Dataset excerpt
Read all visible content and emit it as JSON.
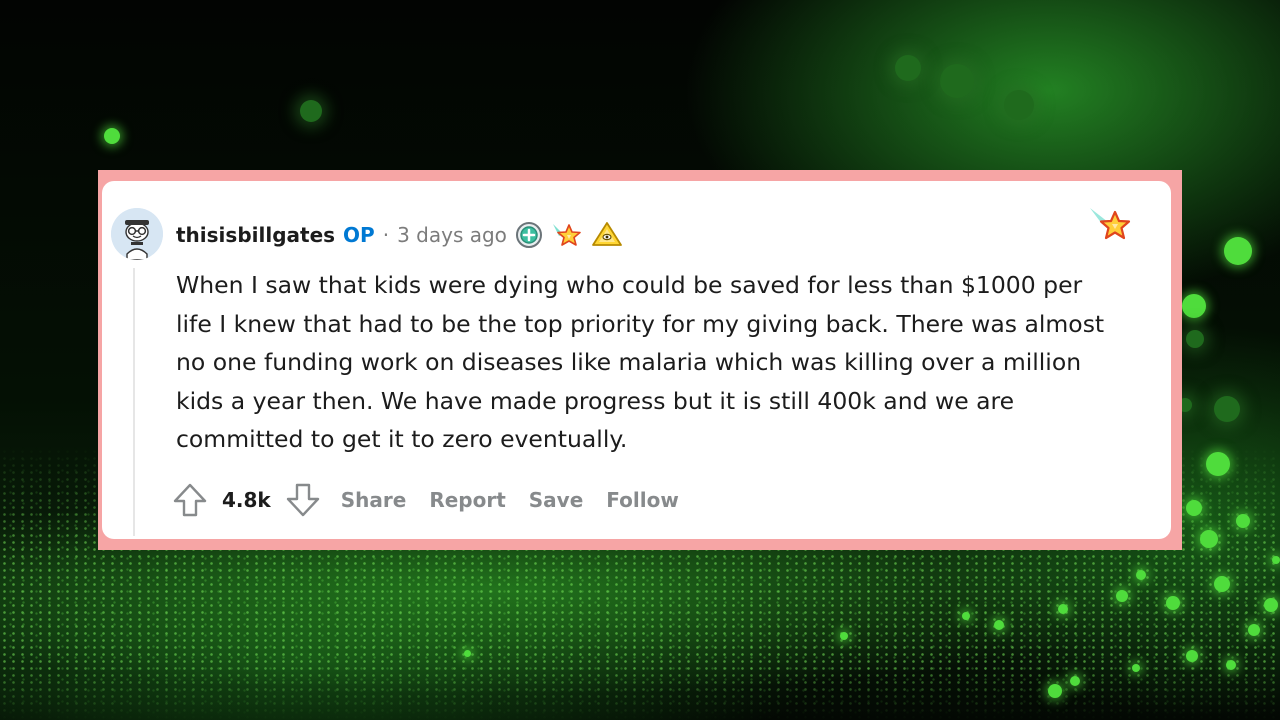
{
  "comment": {
    "author": "thisisbillgates",
    "op_badge": "OP",
    "separator": "·",
    "timestamp": "3 days ago",
    "body": "When I saw that kids were dying who could be saved for less than $1000 per\nlife I knew that had to be the top priority for my giving back. There was almost\nno one funding work on diseases like malaria which was killing over a million\nkids a year then. We have made progress but it is still 400k and we are\ncommitted to get it to zero eventually.",
    "score": "4.8k",
    "actions": {
      "share": "Share",
      "report": "Report",
      "save": "Save",
      "follow": "Follow"
    },
    "awards": [
      "helpful-award-icon",
      "shooting-star-award-icon",
      "wholesome-award-icon"
    ],
    "corner_award": "rising-star-award-icon"
  },
  "colors": {
    "frame": "#f6a5a5",
    "op_blue": "#0079d3",
    "action_gray": "#878a8c",
    "text": "#1c1c1c"
  }
}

The problem |
Look through the entries and return every line where "icon" appears.

Solution to the exercise |
      "helpful-award-icon",
      "shooting-star-award-icon",
      "wholesome-award-icon"
    "corner_award": "rising-star-award-icon"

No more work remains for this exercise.